▶ **Provided records**
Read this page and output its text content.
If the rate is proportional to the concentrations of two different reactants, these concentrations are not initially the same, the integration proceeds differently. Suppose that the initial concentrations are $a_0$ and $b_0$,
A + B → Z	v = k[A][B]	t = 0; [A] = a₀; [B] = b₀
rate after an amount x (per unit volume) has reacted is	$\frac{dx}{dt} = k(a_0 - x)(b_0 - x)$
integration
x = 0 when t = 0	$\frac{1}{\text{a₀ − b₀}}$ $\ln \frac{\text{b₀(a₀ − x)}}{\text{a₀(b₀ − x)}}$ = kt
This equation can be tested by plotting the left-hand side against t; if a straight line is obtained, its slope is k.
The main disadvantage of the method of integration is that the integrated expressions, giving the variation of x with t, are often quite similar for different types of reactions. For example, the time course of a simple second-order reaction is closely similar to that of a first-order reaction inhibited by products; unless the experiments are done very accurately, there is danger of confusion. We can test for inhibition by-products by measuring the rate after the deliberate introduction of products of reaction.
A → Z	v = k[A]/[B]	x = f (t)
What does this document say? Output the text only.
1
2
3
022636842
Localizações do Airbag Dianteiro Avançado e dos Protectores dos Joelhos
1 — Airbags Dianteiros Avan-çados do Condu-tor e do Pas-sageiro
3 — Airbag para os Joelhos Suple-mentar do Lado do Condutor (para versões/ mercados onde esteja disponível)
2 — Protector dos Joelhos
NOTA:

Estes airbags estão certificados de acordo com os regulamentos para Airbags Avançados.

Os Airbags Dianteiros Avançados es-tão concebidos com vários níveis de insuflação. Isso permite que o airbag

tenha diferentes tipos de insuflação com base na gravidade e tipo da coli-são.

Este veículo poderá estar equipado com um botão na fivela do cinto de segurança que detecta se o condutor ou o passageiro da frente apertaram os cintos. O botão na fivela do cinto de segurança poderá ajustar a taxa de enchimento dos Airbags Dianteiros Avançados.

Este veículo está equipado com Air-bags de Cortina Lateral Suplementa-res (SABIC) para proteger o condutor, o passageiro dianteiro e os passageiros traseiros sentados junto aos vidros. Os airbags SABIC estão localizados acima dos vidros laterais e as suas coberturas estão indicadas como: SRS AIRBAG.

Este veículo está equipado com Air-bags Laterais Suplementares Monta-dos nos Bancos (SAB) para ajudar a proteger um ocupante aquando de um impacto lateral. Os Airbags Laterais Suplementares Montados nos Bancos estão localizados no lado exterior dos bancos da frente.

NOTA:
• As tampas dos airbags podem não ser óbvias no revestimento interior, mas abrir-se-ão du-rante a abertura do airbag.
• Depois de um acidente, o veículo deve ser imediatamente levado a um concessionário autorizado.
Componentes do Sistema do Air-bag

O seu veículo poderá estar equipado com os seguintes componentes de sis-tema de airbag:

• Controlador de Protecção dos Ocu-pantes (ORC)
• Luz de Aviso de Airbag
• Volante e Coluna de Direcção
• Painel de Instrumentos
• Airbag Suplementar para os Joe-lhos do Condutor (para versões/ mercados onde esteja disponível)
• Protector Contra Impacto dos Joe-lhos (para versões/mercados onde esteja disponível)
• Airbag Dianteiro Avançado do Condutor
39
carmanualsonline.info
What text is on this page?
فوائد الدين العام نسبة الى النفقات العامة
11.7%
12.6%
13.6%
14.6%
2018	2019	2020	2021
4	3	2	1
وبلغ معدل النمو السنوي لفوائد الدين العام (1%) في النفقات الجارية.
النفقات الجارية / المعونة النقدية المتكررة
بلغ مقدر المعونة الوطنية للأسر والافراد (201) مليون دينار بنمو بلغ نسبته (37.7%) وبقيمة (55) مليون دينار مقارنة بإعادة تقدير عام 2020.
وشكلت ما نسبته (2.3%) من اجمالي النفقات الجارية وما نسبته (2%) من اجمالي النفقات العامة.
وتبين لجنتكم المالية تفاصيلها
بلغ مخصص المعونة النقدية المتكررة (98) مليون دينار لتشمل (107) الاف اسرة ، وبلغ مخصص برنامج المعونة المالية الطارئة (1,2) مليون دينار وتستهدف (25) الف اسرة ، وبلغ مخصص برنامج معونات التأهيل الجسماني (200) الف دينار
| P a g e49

▶ **Your goal**
Copy out every line from the material above in which the word "وبلغ" appears.

▶ **Written answer**
وبلغ معدل النمو السنوي لفوائد الدين العام (1%) في النفقات الجارية.
بلغ مخصص المعونة النقدية المتكررة (98) مليون دينار لتشمل (107) الاف اسرة ، وبلغ مخصص برنامج المعونة المالية الطارئة (1,2) مليون دينار وتستهدف (25) الف اسرة ، وبلغ مخصص برنامج معونات التأهيل الجسماني (200) الف دينار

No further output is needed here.